La Russie a mis en doute mardi les conclusions d'un rapport d'enquête de l'ONU qui accuse son allié syrien d'avoir mené des attaques chimiques au gaz de chlore, alors que Londres, Washington et Paris réclament des sanctions contre Damas.
Les enquêteurs ont trouvé "l'arme du crime" mais "il n'y a pas d'empreintes sur l'arme", a affirmé l'ambassadeur russe auprès des Nations unies Vitali Tchourkine à des journalistes après une réunion à huis clos du Conseil de sécurité consacrée à l'examen du rapport, remis la semaine dernière.
"Il y a encore un certain nombre de questions qui doivent être clarifiées avant que nous puissions accepter les conclusions du rapport", a-t-il estimé.
Interrogé sur les sanctions réclamées par les Occidentaux, il a fait valoir que le rapport ne désigne "personne à sanctionner, pas de noms, ni de détails ou d'empreintes".
┄┄┄┄┄┄┄┄┄┄┄┄┄┄┄┄┄┄┄┄
▶ _CONSIGNES_:
1 > Relevez toutes les villes citées dans l'article sur le rapport de l'ONU.
2 > Poursuivez l'article sur le rapport de l'ONU après sa dernière phrase.
Les lignes de données n'ont pas la même origine que l'article sur le rapport de l'ONU.

▶ _DONNÉES FOURNIES_:
┄┄┄┄┄┄┄┄┄┄┄┄┄┄┄┄┄┄┄┄
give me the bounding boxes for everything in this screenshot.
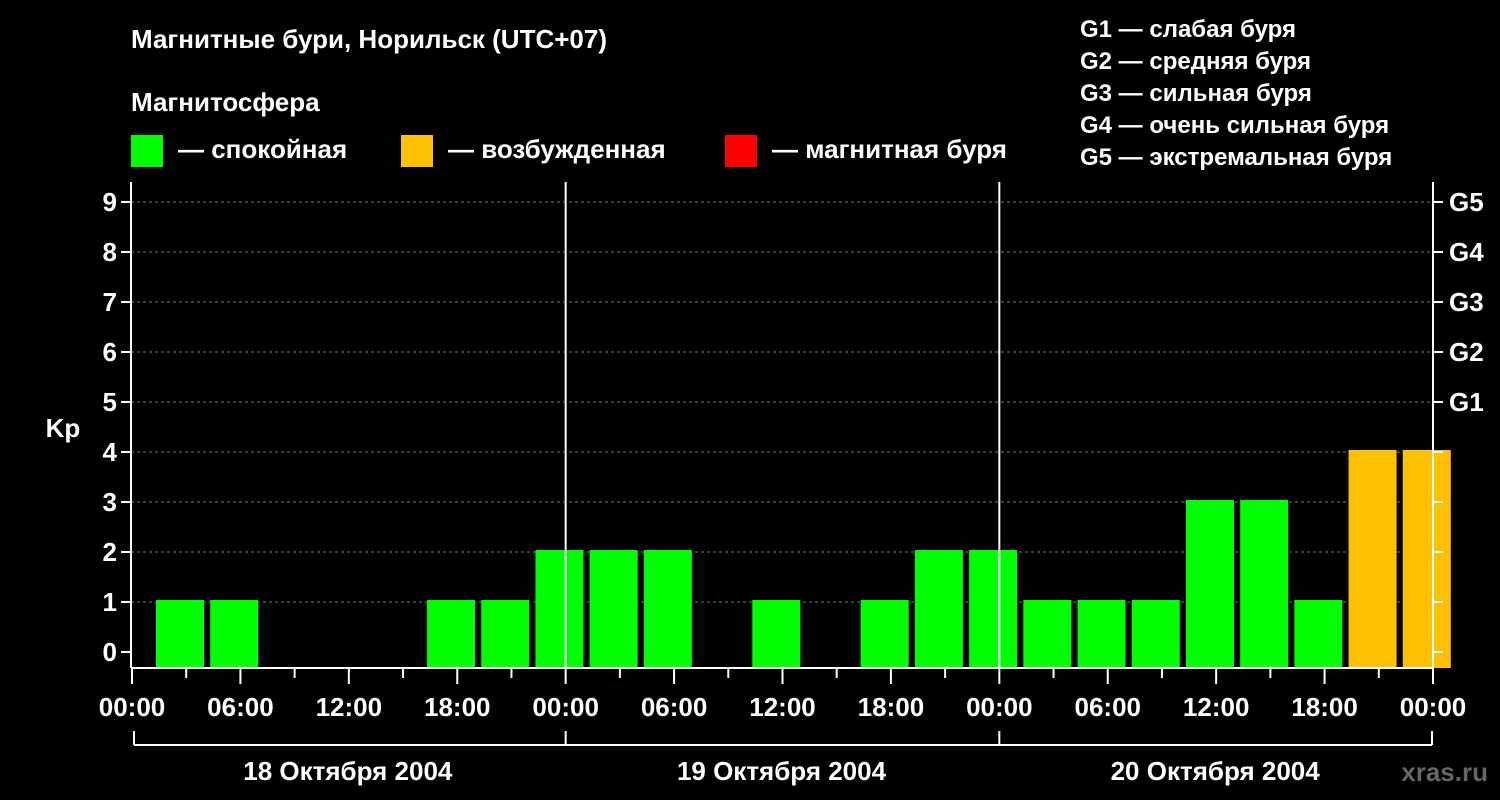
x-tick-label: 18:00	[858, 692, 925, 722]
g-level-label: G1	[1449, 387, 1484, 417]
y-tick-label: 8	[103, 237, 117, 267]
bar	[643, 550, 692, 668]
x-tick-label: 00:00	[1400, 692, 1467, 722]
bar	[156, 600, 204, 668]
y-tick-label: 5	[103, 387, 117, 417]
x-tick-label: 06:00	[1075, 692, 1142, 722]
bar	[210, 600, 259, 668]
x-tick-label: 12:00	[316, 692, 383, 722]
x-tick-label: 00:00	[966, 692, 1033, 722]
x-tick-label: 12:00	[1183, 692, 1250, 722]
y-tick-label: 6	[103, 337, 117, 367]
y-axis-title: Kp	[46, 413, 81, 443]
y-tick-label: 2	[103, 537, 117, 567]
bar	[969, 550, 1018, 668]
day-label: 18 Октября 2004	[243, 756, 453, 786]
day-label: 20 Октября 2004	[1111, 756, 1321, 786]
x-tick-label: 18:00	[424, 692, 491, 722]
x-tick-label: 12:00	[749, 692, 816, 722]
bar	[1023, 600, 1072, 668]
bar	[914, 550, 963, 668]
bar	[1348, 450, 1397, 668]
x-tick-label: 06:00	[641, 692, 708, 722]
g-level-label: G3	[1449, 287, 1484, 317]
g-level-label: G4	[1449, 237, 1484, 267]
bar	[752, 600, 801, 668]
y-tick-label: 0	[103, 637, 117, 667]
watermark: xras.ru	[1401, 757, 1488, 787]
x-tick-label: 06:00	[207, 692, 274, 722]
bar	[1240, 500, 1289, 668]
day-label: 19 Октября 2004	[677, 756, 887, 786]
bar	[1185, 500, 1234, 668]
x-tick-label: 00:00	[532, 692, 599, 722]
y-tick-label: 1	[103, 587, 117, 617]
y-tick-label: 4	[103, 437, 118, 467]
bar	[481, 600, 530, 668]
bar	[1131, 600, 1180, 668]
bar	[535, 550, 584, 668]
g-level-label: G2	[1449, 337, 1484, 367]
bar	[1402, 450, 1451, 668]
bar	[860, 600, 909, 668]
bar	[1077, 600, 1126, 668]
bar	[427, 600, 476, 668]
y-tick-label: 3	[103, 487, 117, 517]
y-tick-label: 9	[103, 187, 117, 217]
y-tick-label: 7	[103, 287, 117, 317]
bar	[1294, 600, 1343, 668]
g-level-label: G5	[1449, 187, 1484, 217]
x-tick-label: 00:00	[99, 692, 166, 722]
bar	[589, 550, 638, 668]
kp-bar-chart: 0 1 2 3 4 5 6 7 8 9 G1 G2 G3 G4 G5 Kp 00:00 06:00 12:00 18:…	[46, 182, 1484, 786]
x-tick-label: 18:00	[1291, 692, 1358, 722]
┄┄┄┄┄┄┄┄┄┄┄┄┄┄┄┄┄┄┄┄
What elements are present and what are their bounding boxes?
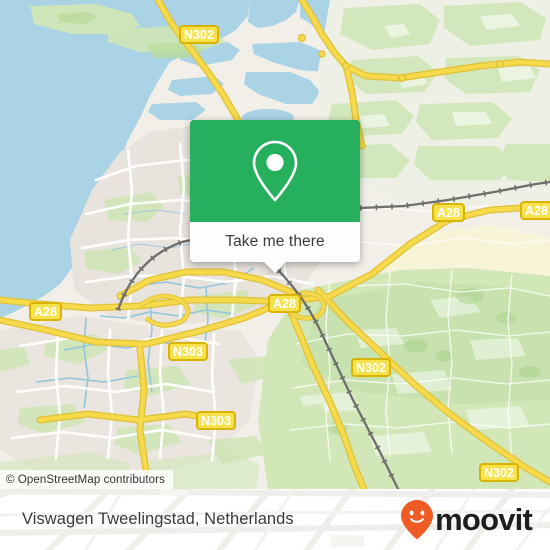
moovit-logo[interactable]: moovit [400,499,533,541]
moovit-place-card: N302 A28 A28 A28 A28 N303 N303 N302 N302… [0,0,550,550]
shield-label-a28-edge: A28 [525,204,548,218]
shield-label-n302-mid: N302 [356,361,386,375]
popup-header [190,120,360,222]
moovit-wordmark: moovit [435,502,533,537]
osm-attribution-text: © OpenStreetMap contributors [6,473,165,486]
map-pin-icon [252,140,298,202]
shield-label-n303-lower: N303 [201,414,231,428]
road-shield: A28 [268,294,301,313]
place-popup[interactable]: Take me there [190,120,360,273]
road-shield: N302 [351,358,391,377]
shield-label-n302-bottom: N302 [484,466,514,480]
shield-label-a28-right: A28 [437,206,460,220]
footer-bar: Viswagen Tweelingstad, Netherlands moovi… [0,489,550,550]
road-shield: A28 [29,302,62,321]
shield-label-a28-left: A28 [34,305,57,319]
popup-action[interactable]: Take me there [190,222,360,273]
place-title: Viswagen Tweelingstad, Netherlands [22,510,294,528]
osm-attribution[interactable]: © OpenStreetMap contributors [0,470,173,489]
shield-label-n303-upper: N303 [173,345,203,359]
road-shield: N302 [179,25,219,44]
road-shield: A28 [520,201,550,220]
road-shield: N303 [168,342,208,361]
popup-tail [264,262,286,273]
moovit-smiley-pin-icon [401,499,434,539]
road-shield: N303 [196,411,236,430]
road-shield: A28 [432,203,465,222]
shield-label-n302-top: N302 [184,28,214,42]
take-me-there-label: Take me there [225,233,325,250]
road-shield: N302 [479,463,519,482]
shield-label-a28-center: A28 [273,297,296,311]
┄┄┄┄┄┄┄┄┄┄┄┄┄┄┄┄┄┄┄┄
▶ _CORRIGÉ DES EXERCICES_:
1 > Londres, Washington, Paris, Damas

2 >
Il a évoqué la possibilité de "prolonger et de renforcer le mandat" de la commission d'enquête, baptisée Joint Investigative Mechanism (JIM). Son mandat d'un an expire fin septembre. "Globalement, le JIM a été un outil utile", a-t-il jugé.
Les enquêteurs ont conclu que des hélicoptères militaires syriens avaient répandu du gaz de chlore sur au moins deux localités de la province d'Idlib, dans le nord-ouest de la Syrie, à Talmenes le 21 avril 2014 et Sarmin le 16 mars 2015. Ils accusent aussi le groupe Etat islamique d'avoir utilisé du gaz moutarde à Marea (gouvernorat d'Alep, nord de la Syrie) le 21 août 2015.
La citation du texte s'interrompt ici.